**BRIEF**
Each line that holds the word "Excellent" counts once. Give the total number of such lines and nothing else.

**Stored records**
-- BEGIN --
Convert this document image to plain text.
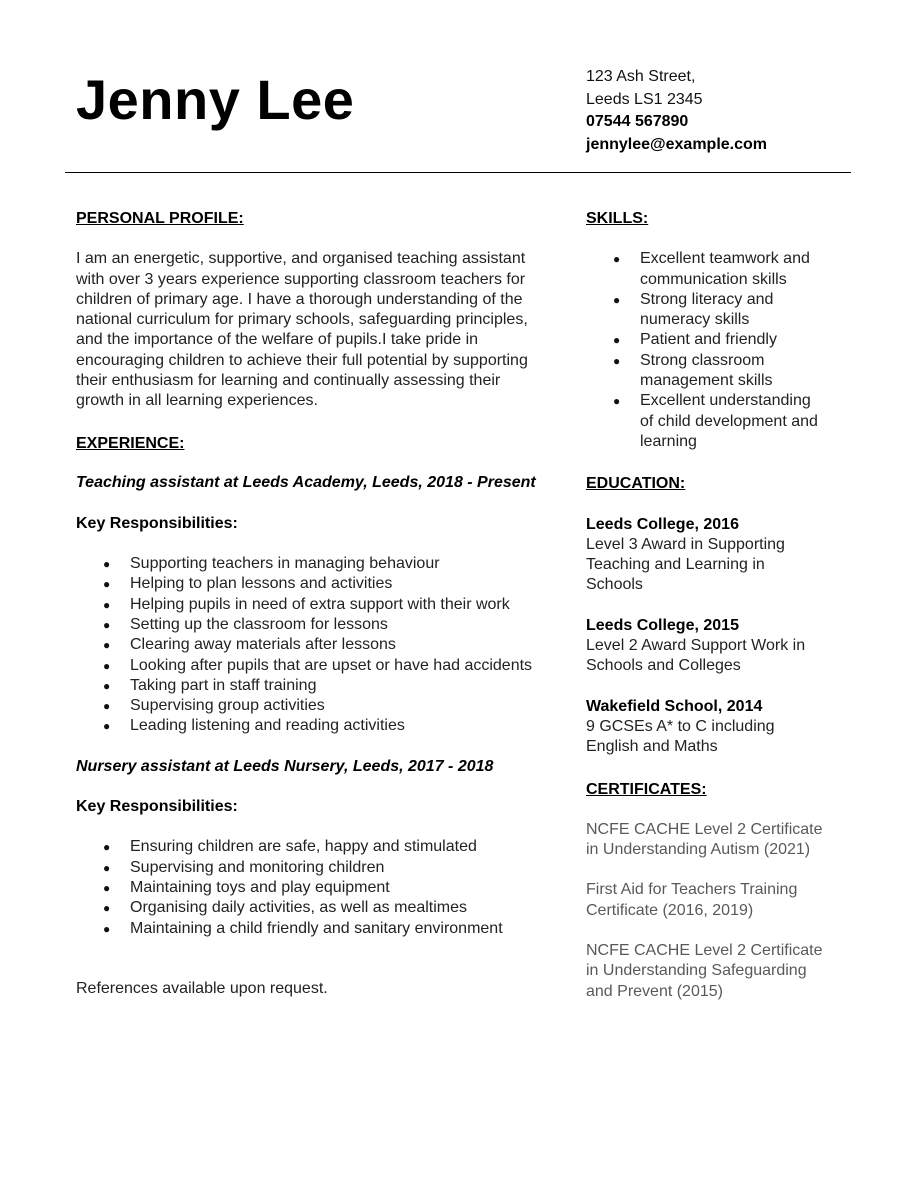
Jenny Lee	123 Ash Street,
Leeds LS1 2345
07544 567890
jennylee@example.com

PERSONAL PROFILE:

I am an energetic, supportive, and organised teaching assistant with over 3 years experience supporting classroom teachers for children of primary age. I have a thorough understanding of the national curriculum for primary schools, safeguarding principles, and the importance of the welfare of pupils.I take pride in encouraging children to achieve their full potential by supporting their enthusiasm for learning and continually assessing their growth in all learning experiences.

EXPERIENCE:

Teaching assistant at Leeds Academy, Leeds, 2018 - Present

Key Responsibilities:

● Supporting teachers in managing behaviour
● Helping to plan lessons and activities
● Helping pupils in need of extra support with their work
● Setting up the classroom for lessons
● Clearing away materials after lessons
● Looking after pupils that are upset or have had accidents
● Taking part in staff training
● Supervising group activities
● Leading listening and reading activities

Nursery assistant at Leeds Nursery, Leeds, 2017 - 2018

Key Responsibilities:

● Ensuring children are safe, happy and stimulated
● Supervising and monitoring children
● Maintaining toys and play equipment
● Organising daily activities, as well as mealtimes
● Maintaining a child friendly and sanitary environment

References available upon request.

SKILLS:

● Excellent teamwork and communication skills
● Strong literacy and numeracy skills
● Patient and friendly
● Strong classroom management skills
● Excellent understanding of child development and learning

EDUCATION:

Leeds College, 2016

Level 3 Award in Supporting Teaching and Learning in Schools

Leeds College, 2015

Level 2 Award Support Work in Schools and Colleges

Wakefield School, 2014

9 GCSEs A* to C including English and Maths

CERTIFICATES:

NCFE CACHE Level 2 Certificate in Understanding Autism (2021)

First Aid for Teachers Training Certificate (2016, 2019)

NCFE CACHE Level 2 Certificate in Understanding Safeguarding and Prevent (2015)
-- END --
-- BEGIN --
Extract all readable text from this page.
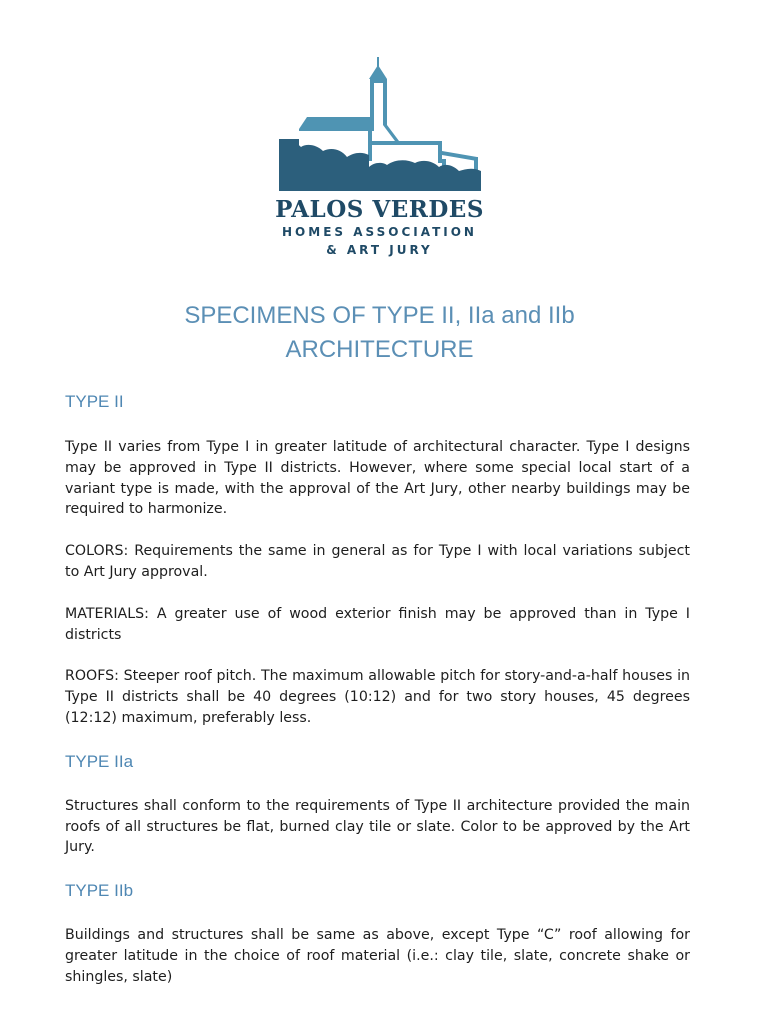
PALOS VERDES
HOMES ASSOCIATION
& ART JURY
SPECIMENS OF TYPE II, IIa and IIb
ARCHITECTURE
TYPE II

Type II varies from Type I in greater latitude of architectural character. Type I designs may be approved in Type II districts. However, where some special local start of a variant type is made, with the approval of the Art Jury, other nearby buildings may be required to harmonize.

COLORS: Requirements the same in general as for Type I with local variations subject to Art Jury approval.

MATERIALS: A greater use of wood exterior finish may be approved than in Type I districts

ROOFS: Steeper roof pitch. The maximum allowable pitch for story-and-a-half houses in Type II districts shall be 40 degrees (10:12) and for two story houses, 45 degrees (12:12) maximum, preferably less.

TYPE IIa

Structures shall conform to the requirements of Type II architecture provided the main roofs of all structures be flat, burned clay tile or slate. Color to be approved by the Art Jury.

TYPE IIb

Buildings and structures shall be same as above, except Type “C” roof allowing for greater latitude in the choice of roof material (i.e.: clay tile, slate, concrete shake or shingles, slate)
-- END --
**SOLUTION TO THIS EXERCISE**
2